DATA -
○ ○ ○ ○ ○ ○ ○

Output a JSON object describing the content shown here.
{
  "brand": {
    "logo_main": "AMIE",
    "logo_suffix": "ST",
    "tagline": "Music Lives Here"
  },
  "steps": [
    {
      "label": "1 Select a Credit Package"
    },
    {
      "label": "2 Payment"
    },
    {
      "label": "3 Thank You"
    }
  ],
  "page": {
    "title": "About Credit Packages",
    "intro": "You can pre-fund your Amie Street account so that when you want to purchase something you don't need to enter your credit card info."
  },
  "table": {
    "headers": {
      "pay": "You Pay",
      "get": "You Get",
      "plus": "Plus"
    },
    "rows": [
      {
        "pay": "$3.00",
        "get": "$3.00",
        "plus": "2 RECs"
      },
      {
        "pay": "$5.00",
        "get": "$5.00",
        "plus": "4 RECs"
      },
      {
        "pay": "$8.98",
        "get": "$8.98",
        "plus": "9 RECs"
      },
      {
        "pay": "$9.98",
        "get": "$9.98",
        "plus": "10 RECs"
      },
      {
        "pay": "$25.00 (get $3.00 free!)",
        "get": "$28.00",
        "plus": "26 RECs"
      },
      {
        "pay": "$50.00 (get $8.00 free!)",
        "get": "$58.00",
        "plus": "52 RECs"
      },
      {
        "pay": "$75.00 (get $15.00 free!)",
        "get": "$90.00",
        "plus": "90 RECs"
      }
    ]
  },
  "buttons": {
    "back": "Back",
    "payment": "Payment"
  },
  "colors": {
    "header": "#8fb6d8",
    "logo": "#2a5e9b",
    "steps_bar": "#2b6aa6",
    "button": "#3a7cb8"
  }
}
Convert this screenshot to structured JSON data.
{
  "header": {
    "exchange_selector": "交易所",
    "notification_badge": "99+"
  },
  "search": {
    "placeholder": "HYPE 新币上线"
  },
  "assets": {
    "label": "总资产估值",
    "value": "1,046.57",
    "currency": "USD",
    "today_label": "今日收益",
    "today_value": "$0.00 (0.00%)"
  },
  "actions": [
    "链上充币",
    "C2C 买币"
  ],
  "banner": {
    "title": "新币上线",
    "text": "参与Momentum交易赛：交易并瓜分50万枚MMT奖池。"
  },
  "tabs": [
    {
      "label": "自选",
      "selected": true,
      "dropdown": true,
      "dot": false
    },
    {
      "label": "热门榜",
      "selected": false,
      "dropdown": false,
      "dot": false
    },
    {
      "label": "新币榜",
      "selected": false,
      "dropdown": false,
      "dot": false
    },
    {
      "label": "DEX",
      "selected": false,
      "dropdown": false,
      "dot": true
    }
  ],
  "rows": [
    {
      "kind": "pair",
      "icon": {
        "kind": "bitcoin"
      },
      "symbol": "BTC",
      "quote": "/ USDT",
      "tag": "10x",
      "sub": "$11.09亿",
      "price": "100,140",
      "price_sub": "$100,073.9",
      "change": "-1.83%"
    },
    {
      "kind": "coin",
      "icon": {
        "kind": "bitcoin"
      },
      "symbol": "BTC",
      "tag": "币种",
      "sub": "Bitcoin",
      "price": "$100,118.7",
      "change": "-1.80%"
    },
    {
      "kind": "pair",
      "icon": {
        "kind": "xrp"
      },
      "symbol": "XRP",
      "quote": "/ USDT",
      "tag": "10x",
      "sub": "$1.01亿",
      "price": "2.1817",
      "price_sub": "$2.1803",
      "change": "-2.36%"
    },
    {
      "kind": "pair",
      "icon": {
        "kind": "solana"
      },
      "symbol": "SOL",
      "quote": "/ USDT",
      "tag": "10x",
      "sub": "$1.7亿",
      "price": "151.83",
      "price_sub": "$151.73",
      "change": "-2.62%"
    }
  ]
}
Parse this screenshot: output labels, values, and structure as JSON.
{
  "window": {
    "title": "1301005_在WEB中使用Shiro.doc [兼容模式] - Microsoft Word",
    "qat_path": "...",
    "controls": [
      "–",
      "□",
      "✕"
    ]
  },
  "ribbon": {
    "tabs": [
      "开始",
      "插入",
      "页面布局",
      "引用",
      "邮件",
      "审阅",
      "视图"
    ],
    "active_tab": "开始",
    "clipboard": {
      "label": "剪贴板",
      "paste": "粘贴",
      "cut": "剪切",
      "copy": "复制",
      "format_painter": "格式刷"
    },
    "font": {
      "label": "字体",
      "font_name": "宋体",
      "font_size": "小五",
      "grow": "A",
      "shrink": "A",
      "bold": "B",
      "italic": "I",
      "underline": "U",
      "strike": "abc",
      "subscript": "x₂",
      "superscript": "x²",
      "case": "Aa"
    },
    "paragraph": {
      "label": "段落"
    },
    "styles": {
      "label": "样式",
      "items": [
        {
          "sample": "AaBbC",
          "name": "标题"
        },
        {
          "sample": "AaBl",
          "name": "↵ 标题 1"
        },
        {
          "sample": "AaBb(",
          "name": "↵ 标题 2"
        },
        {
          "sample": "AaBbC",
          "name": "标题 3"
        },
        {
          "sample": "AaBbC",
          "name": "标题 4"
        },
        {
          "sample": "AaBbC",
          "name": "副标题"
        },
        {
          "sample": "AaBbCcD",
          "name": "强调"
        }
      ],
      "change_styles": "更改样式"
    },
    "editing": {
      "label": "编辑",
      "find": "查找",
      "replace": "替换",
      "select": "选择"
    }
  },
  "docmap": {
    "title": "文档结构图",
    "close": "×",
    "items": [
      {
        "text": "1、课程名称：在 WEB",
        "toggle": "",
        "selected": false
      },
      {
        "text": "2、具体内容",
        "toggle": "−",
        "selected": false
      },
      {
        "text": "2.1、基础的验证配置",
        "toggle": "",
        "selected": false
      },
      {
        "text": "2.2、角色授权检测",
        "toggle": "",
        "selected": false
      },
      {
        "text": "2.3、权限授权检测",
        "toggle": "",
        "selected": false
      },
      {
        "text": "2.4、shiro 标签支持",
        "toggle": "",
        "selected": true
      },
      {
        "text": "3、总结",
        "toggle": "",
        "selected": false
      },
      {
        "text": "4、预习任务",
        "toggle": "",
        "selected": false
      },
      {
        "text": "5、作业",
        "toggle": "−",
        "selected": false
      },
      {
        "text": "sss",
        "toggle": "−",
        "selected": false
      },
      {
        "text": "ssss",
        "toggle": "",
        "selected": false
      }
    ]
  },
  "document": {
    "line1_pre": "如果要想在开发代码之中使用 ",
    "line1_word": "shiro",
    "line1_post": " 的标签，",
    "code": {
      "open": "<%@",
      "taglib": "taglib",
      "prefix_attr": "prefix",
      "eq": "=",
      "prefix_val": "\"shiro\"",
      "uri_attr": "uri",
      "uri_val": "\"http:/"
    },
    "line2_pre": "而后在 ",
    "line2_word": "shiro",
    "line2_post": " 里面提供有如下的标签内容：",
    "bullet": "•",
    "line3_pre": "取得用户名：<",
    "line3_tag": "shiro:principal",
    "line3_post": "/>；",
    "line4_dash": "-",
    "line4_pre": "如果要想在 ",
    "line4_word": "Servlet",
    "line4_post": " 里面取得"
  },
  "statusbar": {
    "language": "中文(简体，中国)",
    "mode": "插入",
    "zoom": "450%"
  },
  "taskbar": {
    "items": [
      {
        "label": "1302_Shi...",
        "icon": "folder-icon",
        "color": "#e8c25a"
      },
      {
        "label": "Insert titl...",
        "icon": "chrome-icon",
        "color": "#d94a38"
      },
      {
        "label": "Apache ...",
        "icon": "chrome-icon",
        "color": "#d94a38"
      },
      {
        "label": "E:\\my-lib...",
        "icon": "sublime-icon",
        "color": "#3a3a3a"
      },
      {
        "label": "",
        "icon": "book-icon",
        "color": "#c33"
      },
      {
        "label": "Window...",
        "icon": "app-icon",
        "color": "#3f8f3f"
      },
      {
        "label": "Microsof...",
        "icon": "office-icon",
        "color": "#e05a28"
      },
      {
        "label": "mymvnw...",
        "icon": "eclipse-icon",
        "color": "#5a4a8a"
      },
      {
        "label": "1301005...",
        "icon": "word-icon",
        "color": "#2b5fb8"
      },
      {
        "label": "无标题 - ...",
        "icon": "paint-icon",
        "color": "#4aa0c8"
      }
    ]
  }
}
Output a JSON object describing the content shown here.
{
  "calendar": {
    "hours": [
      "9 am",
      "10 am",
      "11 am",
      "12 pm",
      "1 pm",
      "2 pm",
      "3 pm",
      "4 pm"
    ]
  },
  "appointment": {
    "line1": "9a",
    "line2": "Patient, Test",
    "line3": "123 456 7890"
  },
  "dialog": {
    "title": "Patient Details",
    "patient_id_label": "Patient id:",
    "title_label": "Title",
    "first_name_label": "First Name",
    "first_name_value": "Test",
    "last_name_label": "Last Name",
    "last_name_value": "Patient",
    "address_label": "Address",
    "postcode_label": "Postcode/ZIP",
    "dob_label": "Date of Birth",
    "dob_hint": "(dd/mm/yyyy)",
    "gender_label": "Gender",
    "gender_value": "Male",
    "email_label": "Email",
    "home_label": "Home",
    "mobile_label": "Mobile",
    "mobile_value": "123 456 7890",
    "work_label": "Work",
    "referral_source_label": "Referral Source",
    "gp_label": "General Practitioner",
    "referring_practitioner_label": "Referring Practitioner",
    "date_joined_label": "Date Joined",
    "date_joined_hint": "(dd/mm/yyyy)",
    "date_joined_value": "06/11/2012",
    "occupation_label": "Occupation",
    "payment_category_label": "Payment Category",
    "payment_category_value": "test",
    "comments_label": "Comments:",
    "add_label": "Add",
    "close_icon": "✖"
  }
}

○ ○ ○ ○ ○ ○ ○

STATED PROBLEM -
Copy out every line where the word "text" occurs.

SOLUTION -
    "text": "参与Momentum交易赛：交易并瓜分50万枚MMT奖池。"
        "text": "1、课程名称：在 WEB",
        "text": "2、具体内容",
        "text": "2.1、基础的验证配置",
        "text": "2.2、角色授权检测",
        "text": "2.3、权限授权检测",
        "text": "2.4、shiro 标签支持",
        "text": "3、总结",
        "text": "4、预习任务",
        "text": "5、作业",
        "text": "sss",
        "text": "ssss",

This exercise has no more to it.